■ Exercise details ■
Copy every line of the listing that holds the string "this".

[Data entries]
============================================================
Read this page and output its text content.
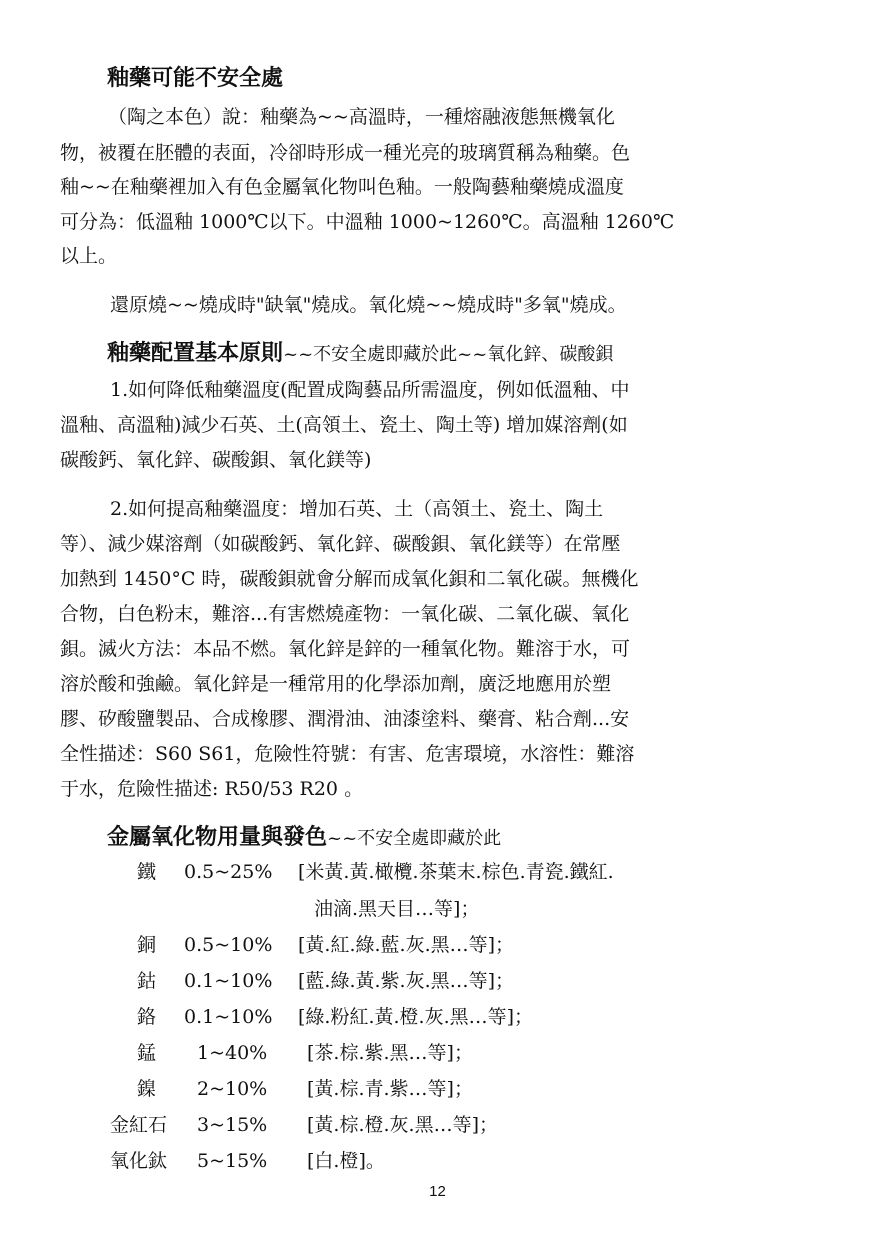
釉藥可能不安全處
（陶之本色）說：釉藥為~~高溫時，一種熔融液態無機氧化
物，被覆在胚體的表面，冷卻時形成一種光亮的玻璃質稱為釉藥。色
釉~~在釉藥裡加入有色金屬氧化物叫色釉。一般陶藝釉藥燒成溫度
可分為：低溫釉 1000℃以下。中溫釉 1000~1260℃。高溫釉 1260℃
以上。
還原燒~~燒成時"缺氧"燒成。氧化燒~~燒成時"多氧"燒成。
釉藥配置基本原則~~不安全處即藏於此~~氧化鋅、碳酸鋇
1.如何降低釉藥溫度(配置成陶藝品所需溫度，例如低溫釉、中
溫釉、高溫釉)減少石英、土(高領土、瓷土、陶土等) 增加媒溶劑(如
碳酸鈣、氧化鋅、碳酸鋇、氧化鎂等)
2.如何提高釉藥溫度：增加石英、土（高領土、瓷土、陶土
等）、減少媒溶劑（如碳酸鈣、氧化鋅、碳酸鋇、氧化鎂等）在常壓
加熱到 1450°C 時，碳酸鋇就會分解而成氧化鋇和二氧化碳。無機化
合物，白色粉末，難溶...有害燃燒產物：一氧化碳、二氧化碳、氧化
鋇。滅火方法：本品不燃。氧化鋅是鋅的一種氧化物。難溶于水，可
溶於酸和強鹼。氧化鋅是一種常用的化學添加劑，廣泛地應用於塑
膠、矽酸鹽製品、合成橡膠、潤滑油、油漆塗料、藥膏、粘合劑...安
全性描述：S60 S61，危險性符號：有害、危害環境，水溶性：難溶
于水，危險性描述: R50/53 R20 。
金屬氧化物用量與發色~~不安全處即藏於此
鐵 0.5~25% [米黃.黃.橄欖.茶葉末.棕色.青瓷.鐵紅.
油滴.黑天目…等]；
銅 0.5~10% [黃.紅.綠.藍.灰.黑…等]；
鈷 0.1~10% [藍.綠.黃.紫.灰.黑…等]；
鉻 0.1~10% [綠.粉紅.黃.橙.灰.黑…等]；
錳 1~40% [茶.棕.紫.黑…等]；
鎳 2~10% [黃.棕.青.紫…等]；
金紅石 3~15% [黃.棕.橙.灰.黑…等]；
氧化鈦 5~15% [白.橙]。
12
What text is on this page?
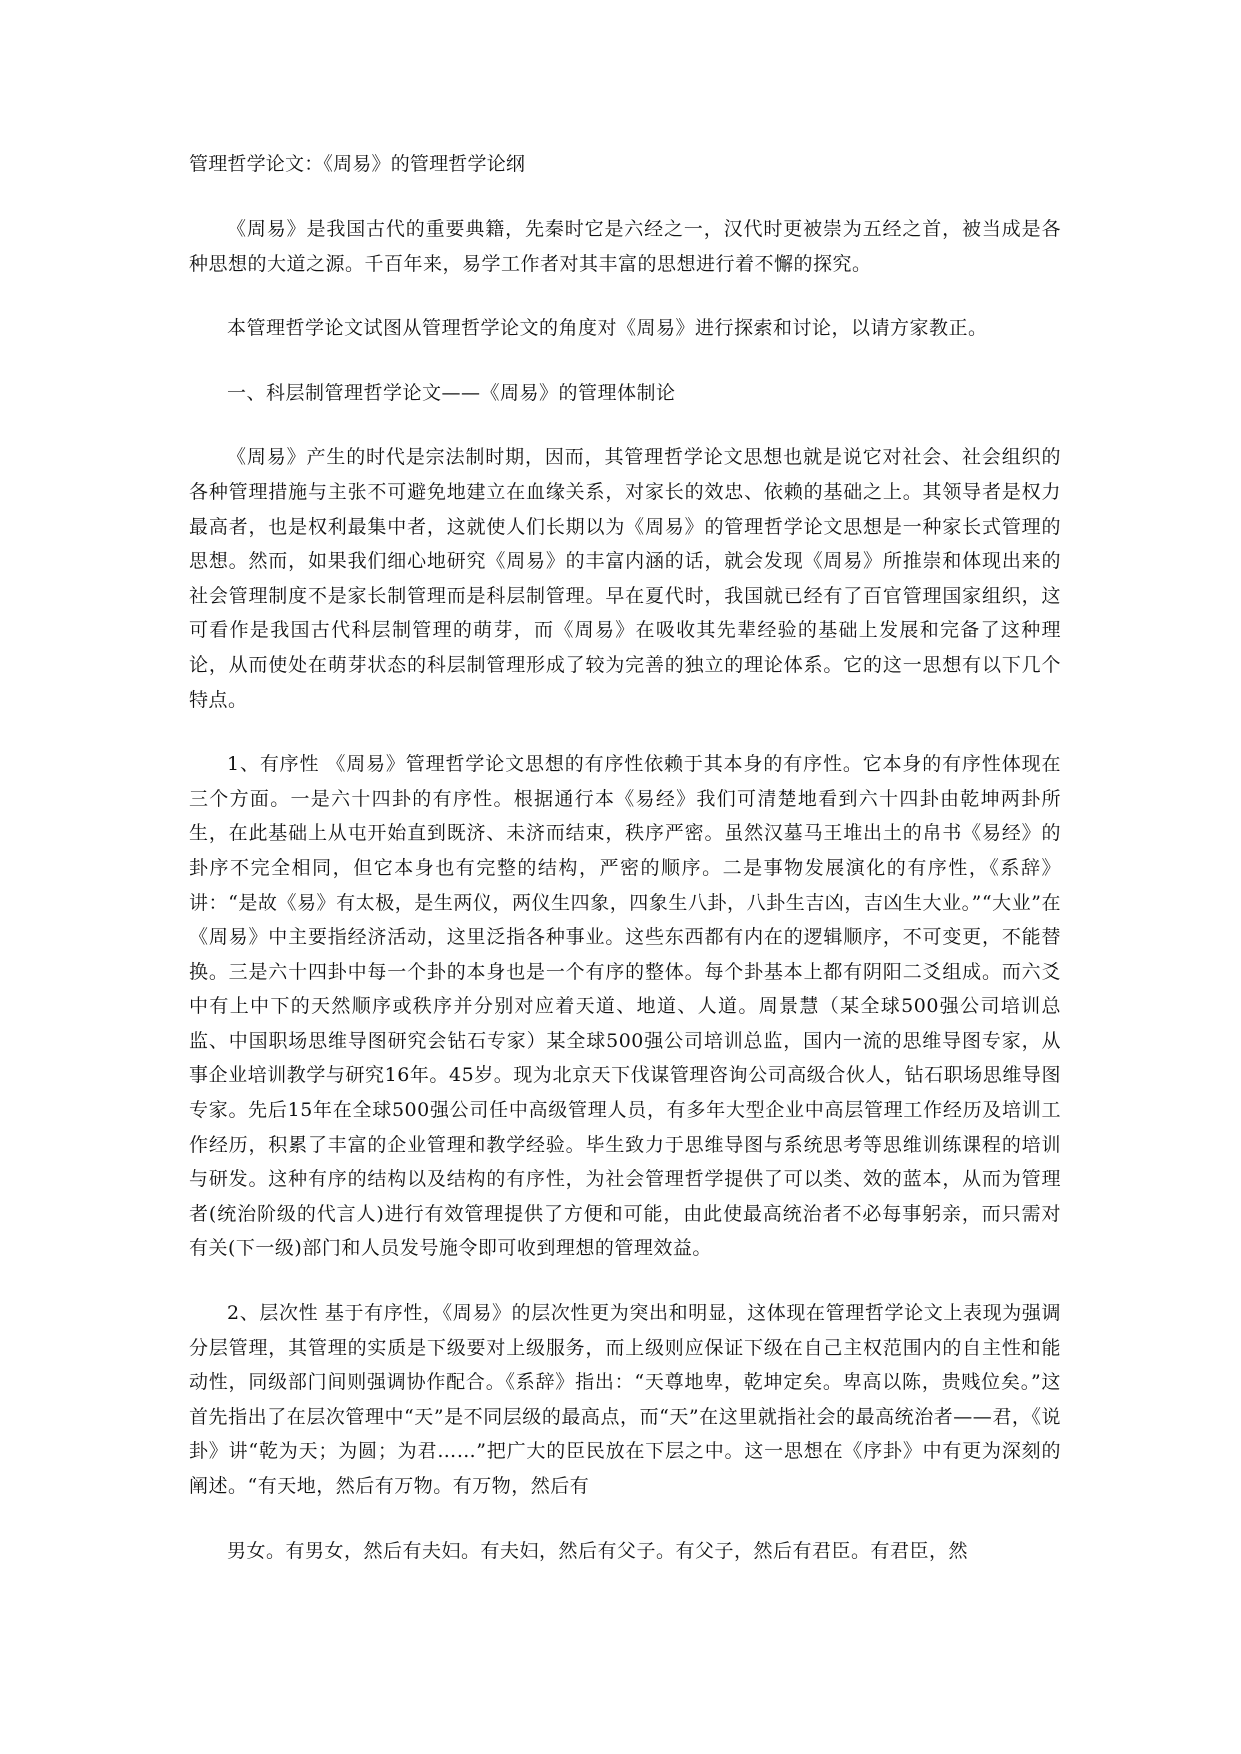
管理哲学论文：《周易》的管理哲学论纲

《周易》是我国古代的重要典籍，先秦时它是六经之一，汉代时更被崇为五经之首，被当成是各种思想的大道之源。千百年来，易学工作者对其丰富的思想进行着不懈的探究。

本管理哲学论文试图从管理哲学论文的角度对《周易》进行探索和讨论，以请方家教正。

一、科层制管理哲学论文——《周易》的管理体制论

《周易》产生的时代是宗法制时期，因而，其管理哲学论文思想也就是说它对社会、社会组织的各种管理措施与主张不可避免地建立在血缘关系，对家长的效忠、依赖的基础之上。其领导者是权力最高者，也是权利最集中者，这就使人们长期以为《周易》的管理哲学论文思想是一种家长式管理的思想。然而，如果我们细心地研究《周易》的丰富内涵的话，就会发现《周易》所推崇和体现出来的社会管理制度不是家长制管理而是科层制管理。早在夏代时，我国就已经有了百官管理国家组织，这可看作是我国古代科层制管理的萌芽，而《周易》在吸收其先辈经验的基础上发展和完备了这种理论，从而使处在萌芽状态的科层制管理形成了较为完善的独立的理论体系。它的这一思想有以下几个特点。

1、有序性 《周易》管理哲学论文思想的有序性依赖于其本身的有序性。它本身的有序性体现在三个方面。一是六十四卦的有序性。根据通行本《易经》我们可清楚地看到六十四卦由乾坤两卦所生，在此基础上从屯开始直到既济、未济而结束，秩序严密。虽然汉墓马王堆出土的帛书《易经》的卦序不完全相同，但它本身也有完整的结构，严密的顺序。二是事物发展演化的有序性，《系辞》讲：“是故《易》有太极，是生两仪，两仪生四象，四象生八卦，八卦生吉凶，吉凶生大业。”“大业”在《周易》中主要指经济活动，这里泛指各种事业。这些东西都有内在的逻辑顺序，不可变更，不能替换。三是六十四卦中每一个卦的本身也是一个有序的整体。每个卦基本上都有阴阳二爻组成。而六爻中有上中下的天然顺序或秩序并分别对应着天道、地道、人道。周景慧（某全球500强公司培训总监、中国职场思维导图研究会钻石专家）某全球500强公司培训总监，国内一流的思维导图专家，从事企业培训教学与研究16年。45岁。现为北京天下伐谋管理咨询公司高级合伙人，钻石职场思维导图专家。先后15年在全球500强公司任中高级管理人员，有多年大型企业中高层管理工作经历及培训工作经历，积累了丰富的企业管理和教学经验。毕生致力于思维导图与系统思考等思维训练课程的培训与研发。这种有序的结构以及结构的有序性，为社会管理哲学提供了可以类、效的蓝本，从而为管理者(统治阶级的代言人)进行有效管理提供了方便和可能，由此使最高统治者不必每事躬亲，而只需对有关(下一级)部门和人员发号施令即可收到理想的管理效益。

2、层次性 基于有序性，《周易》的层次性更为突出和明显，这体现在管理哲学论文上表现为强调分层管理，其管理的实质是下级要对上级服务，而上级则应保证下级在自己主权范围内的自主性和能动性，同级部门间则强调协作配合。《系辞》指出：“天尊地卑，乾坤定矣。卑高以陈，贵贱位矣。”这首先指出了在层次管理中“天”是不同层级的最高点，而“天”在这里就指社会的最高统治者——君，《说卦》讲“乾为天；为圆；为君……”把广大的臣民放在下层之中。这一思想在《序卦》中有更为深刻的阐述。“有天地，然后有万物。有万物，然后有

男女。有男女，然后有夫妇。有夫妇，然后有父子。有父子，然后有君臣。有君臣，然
============================================================
■ Solution ■
Read this page and output its text content.
What text is on this page?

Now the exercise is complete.